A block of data
## begin
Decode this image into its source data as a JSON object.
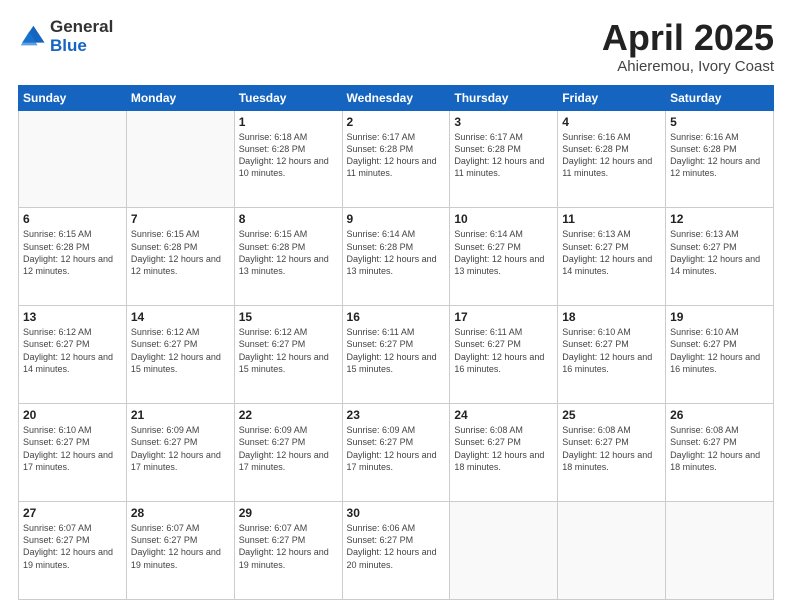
{
  "logo": {
    "general": "General",
    "blue": "Blue"
  },
  "title": {
    "month_year": "April 2025",
    "location": "Ahieremou, Ivory Coast"
  },
  "weekdays": [
    "Sunday",
    "Monday",
    "Tuesday",
    "Wednesday",
    "Thursday",
    "Friday",
    "Saturday"
  ],
  "weeks": [
    [
      {
        "day": null,
        "info": null
      },
      {
        "day": null,
        "info": null
      },
      {
        "day": "1",
        "info": "Sunrise: 6:18 AM\nSunset: 6:28 PM\nDaylight: 12 hours and 10 minutes."
      },
      {
        "day": "2",
        "info": "Sunrise: 6:17 AM\nSunset: 6:28 PM\nDaylight: 12 hours and 11 minutes."
      },
      {
        "day": "3",
        "info": "Sunrise: 6:17 AM\nSunset: 6:28 PM\nDaylight: 12 hours and 11 minutes."
      },
      {
        "day": "4",
        "info": "Sunrise: 6:16 AM\nSunset: 6:28 PM\nDaylight: 12 hours and 11 minutes."
      },
      {
        "day": "5",
        "info": "Sunrise: 6:16 AM\nSunset: 6:28 PM\nDaylight: 12 hours and 12 minutes."
      }
    ],
    [
      {
        "day": "6",
        "info": "Sunrise: 6:15 AM\nSunset: 6:28 PM\nDaylight: 12 hours and 12 minutes."
      },
      {
        "day": "7",
        "info": "Sunrise: 6:15 AM\nSunset: 6:28 PM\nDaylight: 12 hours and 12 minutes."
      },
      {
        "day": "8",
        "info": "Sunrise: 6:15 AM\nSunset: 6:28 PM\nDaylight: 12 hours and 13 minutes."
      },
      {
        "day": "9",
        "info": "Sunrise: 6:14 AM\nSunset: 6:28 PM\nDaylight: 12 hours and 13 minutes."
      },
      {
        "day": "10",
        "info": "Sunrise: 6:14 AM\nSunset: 6:27 PM\nDaylight: 12 hours and 13 minutes."
      },
      {
        "day": "11",
        "info": "Sunrise: 6:13 AM\nSunset: 6:27 PM\nDaylight: 12 hours and 14 minutes."
      },
      {
        "day": "12",
        "info": "Sunrise: 6:13 AM\nSunset: 6:27 PM\nDaylight: 12 hours and 14 minutes."
      }
    ],
    [
      {
        "day": "13",
        "info": "Sunrise: 6:12 AM\nSunset: 6:27 PM\nDaylight: 12 hours and 14 minutes."
      },
      {
        "day": "14",
        "info": "Sunrise: 6:12 AM\nSunset: 6:27 PM\nDaylight: 12 hours and 15 minutes."
      },
      {
        "day": "15",
        "info": "Sunrise: 6:12 AM\nSunset: 6:27 PM\nDaylight: 12 hours and 15 minutes."
      },
      {
        "day": "16",
        "info": "Sunrise: 6:11 AM\nSunset: 6:27 PM\nDaylight: 12 hours and 15 minutes."
      },
      {
        "day": "17",
        "info": "Sunrise: 6:11 AM\nSunset: 6:27 PM\nDaylight: 12 hours and 16 minutes."
      },
      {
        "day": "18",
        "info": "Sunrise: 6:10 AM\nSunset: 6:27 PM\nDaylight: 12 hours and 16 minutes."
      },
      {
        "day": "19",
        "info": "Sunrise: 6:10 AM\nSunset: 6:27 PM\nDaylight: 12 hours and 16 minutes."
      }
    ],
    [
      {
        "day": "20",
        "info": "Sunrise: 6:10 AM\nSunset: 6:27 PM\nDaylight: 12 hours and 17 minutes."
      },
      {
        "day": "21",
        "info": "Sunrise: 6:09 AM\nSunset: 6:27 PM\nDaylight: 12 hours and 17 minutes."
      },
      {
        "day": "22",
        "info": "Sunrise: 6:09 AM\nSunset: 6:27 PM\nDaylight: 12 hours and 17 minutes."
      },
      {
        "day": "23",
        "info": "Sunrise: 6:09 AM\nSunset: 6:27 PM\nDaylight: 12 hours and 17 minutes."
      },
      {
        "day": "24",
        "info": "Sunrise: 6:08 AM\nSunset: 6:27 PM\nDaylight: 12 hours and 18 minutes."
      },
      {
        "day": "25",
        "info": "Sunrise: 6:08 AM\nSunset: 6:27 PM\nDaylight: 12 hours and 18 minutes."
      },
      {
        "day": "26",
        "info": "Sunrise: 6:08 AM\nSunset: 6:27 PM\nDaylight: 12 hours and 18 minutes."
      }
    ],
    [
      {
        "day": "27",
        "info": "Sunrise: 6:07 AM\nSunset: 6:27 PM\nDaylight: 12 hours and 19 minutes."
      },
      {
        "day": "28",
        "info": "Sunrise: 6:07 AM\nSunset: 6:27 PM\nDaylight: 12 hours and 19 minutes."
      },
      {
        "day": "29",
        "info": "Sunrise: 6:07 AM\nSunset: 6:27 PM\nDaylight: 12 hours and 19 minutes."
      },
      {
        "day": "30",
        "info": "Sunrise: 6:06 AM\nSunset: 6:27 PM\nDaylight: 12 hours and 20 minutes."
      },
      {
        "day": null,
        "info": null
      },
      {
        "day": null,
        "info": null
      },
      {
        "day": null,
        "info": null
      }
    ]
  ]
}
## end
» **What to do**: Restate the data above exactly, stripping out each image.

» **Answer to this exercise**:
Decode this image into its source data as a JSON object.
{
  "logo": {
    "general": "General",
    "blue": "Blue"
  },
  "title": {
    "month_year": "April 2025",
    "location": "Ahieremou, Ivory Coast"
  },
  "weekdays": [
    "Sunday",
    "Monday",
    "Tuesday",
    "Wednesday",
    "Thursday",
    "Friday",
    "Saturday"
  ],
  "weeks": [
    [
      {
        "day": null,
        "info": null
      },
      {
        "day": null,
        "info": null
      },
      {
        "day": "1",
        "info": "Sunrise: 6:18 AM\nSunset: 6:28 PM\nDaylight: 12 hours and 10 minutes."
      },
      {
        "day": "2",
        "info": "Sunrise: 6:17 AM\nSunset: 6:28 PM\nDaylight: 12 hours and 11 minutes."
      },
      {
        "day": "3",
        "info": "Sunrise: 6:17 AM\nSunset: 6:28 PM\nDaylight: 12 hours and 11 minutes."
      },
      {
        "day": "4",
        "info": "Sunrise: 6:16 AM\nSunset: 6:28 PM\nDaylight: 12 hours and 11 minutes."
      },
      {
        "day": "5",
        "info": "Sunrise: 6:16 AM\nSunset: 6:28 PM\nDaylight: 12 hours and 12 minutes."
      }
    ],
    [
      {
        "day": "6",
        "info": "Sunrise: 6:15 AM\nSunset: 6:28 PM\nDaylight: 12 hours and 12 minutes."
      },
      {
        "day": "7",
        "info": "Sunrise: 6:15 AM\nSunset: 6:28 PM\nDaylight: 12 hours and 12 minutes."
      },
      {
        "day": "8",
        "info": "Sunrise: 6:15 AM\nSunset: 6:28 PM\nDaylight: 12 hours and 13 minutes."
      },
      {
        "day": "9",
        "info": "Sunrise: 6:14 AM\nSunset: 6:28 PM\nDaylight: 12 hours and 13 minutes."
      },
      {
        "day": "10",
        "info": "Sunrise: 6:14 AM\nSunset: 6:27 PM\nDaylight: 12 hours and 13 minutes."
      },
      {
        "day": "11",
        "info": "Sunrise: 6:13 AM\nSunset: 6:27 PM\nDaylight: 12 hours and 14 minutes."
      },
      {
        "day": "12",
        "info": "Sunrise: 6:13 AM\nSunset: 6:27 PM\nDaylight: 12 hours and 14 minutes."
      }
    ],
    [
      {
        "day": "13",
        "info": "Sunrise: 6:12 AM\nSunset: 6:27 PM\nDaylight: 12 hours and 14 minutes."
      },
      {
        "day": "14",
        "info": "Sunrise: 6:12 AM\nSunset: 6:27 PM\nDaylight: 12 hours and 15 minutes."
      },
      {
        "day": "15",
        "info": "Sunrise: 6:12 AM\nSunset: 6:27 PM\nDaylight: 12 hours and 15 minutes."
      },
      {
        "day": "16",
        "info": "Sunrise: 6:11 AM\nSunset: 6:27 PM\nDaylight: 12 hours and 15 minutes."
      },
      {
        "day": "17",
        "info": "Sunrise: 6:11 AM\nSunset: 6:27 PM\nDaylight: 12 hours and 16 minutes."
      },
      {
        "day": "18",
        "info": "Sunrise: 6:10 AM\nSunset: 6:27 PM\nDaylight: 12 hours and 16 minutes."
      },
      {
        "day": "19",
        "info": "Sunrise: 6:10 AM\nSunset: 6:27 PM\nDaylight: 12 hours and 16 minutes."
      }
    ],
    [
      {
        "day": "20",
        "info": "Sunrise: 6:10 AM\nSunset: 6:27 PM\nDaylight: 12 hours and 17 minutes."
      },
      {
        "day": "21",
        "info": "Sunrise: 6:09 AM\nSunset: 6:27 PM\nDaylight: 12 hours and 17 minutes."
      },
      {
        "day": "22",
        "info": "Sunrise: 6:09 AM\nSunset: 6:27 PM\nDaylight: 12 hours and 17 minutes."
      },
      {
        "day": "23",
        "info": "Sunrise: 6:09 AM\nSunset: 6:27 PM\nDaylight: 12 hours and 17 minutes."
      },
      {
        "day": "24",
        "info": "Sunrise: 6:08 AM\nSunset: 6:27 PM\nDaylight: 12 hours and 18 minutes."
      },
      {
        "day": "25",
        "info": "Sunrise: 6:08 AM\nSunset: 6:27 PM\nDaylight: 12 hours and 18 minutes."
      },
      {
        "day": "26",
        "info": "Sunrise: 6:08 AM\nSunset: 6:27 PM\nDaylight: 12 hours and 18 minutes."
      }
    ],
    [
      {
        "day": "27",
        "info": "Sunrise: 6:07 AM\nSunset: 6:27 PM\nDaylight: 12 hours and 19 minutes."
      },
      {
        "day": "28",
        "info": "Sunrise: 6:07 AM\nSunset: 6:27 PM\nDaylight: 12 hours and 19 minutes."
      },
      {
        "day": "29",
        "info": "Sunrise: 6:07 AM\nSunset: 6:27 PM\nDaylight: 12 hours and 19 minutes."
      },
      {
        "day": "30",
        "info": "Sunrise: 6:06 AM\nSunset: 6:27 PM\nDaylight: 12 hours and 20 minutes."
      },
      {
        "day": null,
        "info": null
      },
      {
        "day": null,
        "info": null
      },
      {
        "day": null,
        "info": null
      }
    ]
  ]
}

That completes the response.